THE EXERCISE.
Restate all of the data exactly.

EXTRACTED RECORDS.
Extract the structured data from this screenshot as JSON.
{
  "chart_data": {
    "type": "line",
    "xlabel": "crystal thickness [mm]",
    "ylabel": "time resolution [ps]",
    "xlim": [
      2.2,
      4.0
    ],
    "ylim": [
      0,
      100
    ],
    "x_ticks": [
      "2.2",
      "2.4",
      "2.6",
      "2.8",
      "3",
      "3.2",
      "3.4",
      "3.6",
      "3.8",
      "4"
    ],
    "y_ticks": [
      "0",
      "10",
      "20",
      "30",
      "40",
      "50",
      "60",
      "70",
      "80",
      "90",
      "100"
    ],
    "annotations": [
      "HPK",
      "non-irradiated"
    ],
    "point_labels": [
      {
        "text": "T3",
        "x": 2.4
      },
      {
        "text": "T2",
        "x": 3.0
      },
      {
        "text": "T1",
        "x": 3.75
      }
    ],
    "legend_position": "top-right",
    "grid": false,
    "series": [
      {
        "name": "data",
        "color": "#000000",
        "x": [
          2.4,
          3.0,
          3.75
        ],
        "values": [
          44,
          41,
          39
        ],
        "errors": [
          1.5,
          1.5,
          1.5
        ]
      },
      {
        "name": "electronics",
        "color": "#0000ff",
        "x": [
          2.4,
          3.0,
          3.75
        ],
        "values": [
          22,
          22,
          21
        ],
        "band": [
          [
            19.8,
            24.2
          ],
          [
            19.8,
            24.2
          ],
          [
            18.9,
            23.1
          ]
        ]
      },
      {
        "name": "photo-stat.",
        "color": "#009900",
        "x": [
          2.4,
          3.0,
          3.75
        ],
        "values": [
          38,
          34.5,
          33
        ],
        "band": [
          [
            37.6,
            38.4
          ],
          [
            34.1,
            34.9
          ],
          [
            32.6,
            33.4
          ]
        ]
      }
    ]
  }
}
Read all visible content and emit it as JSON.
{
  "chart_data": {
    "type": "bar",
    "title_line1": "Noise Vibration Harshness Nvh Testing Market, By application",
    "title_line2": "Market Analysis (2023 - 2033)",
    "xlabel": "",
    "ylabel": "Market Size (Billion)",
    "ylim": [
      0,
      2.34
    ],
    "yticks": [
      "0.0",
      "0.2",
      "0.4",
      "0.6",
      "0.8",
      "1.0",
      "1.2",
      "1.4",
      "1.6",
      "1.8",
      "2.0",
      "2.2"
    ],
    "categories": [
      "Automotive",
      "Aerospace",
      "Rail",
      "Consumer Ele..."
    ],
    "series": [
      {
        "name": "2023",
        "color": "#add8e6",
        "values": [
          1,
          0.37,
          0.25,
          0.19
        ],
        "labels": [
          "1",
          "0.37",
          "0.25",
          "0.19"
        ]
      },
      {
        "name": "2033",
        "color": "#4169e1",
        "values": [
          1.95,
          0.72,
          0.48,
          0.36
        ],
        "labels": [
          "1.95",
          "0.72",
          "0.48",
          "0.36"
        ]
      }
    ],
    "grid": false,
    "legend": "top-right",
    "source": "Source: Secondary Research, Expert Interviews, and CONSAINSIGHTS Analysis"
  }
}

SOLUTION FOR THIS TASK.
Extract the structured data from this screenshot as JSON.
{
  "chart_data": {
    "type": "line",
    "xlabel": "crystal thickness [mm]",
    "ylabel": "time resolution [ps]",
    "xlim": [
      2.2,
      4.0
    ],
    "ylim": [
      0,
      100
    ],
    "x_ticks": [
      "2.2",
      "2.4",
      "2.6",
      "2.8",
      "3",
      "3.2",
      "3.4",
      "3.6",
      "3.8",
      "4"
    ],
    "y_ticks": [
      "0",
      "10",
      "20",
      "30",
      "40",
      "50",
      "60",
      "70",
      "80",
      "90",
      "100"
    ],
    "annotations": [
      "HPK",
      "non-irradiated"
    ],
    "point_labels": [
      {
        "text": "T3",
        "x": 2.4
      },
      {
        "text": "T2",
        "x": 3.0
      },
      {
        "text": "T1",
        "x": 3.75
      }
    ],
    "legend_position": "top-right",
    "grid": false,
    "series": [
      {
        "name": "data",
        "color": "#000000",
        "x": [
          2.4,
          3.0,
          3.75
        ],
        "values": [
          44,
          41,
          39
        ],
        "errors": [
          1.5,
          1.5,
          1.5
        ]
      },
      {
        "name": "electronics",
        "color": "#0000ff",
        "x": [
          2.4,
          3.0,
          3.75
        ],
        "values": [
          22,
          22,
          21
        ],
        "band": [
          [
            19.8,
            24.2
          ],
          [
            19.8,
            24.2
          ],
          [
            18.9,
            23.1
          ]
        ]
      },
      {
        "name": "photo-stat.",
        "color": "#009900",
        "x": [
          2.4,
          3.0,
          3.75
        ],
        "values": [
          38,
          34.5,
          33
        ],
        "band": [
          [
            37.6,
            38.4
          ],
          [
            34.1,
            34.9
          ],
          [
            32.6,
            33.4
          ]
        ]
      }
    ]
  }
}
Read all visible content and emit it as JSON.
{
  "chart_data": {
    "type": "bar",
    "title_line1": "Noise Vibration Harshness Nvh Testing Market, By application",
    "title_line2": "Market Analysis (2023 - 2033)",
    "xlabel": "",
    "ylabel": "Market Size (Billion)",
    "ylim": [
      0,
      2.34
    ],
    "yticks": [
      "0.0",
      "0.2",
      "0.4",
      "0.6",
      "0.8",
      "1.0",
      "1.2",
      "1.4",
      "1.6",
      "1.8",
      "2.0",
      "2.2"
    ],
    "categories": [
      "Automotive",
      "Aerospace",
      "Rail",
      "Consumer Ele..."
    ],
    "series": [
      {
        "name": "2023",
        "color": "#add8e6",
        "values": [
          1,
          0.37,
          0.25,
          0.19
        ],
        "labels": [
          "1",
          "0.37",
          "0.25",
          "0.19"
        ]
      },
      {
        "name": "2033",
        "color": "#4169e1",
        "values": [
          1.95,
          0.72,
          0.48,
          0.36
        ],
        "labels": [
          "1.95",
          "0.72",
          "0.48",
          "0.36"
        ]
      }
    ],
    "grid": false,
    "legend": "top-right",
    "source": "Source: Secondary Research, Expert Interviews, and CONSAINSIGHTS Analysis"
  }
}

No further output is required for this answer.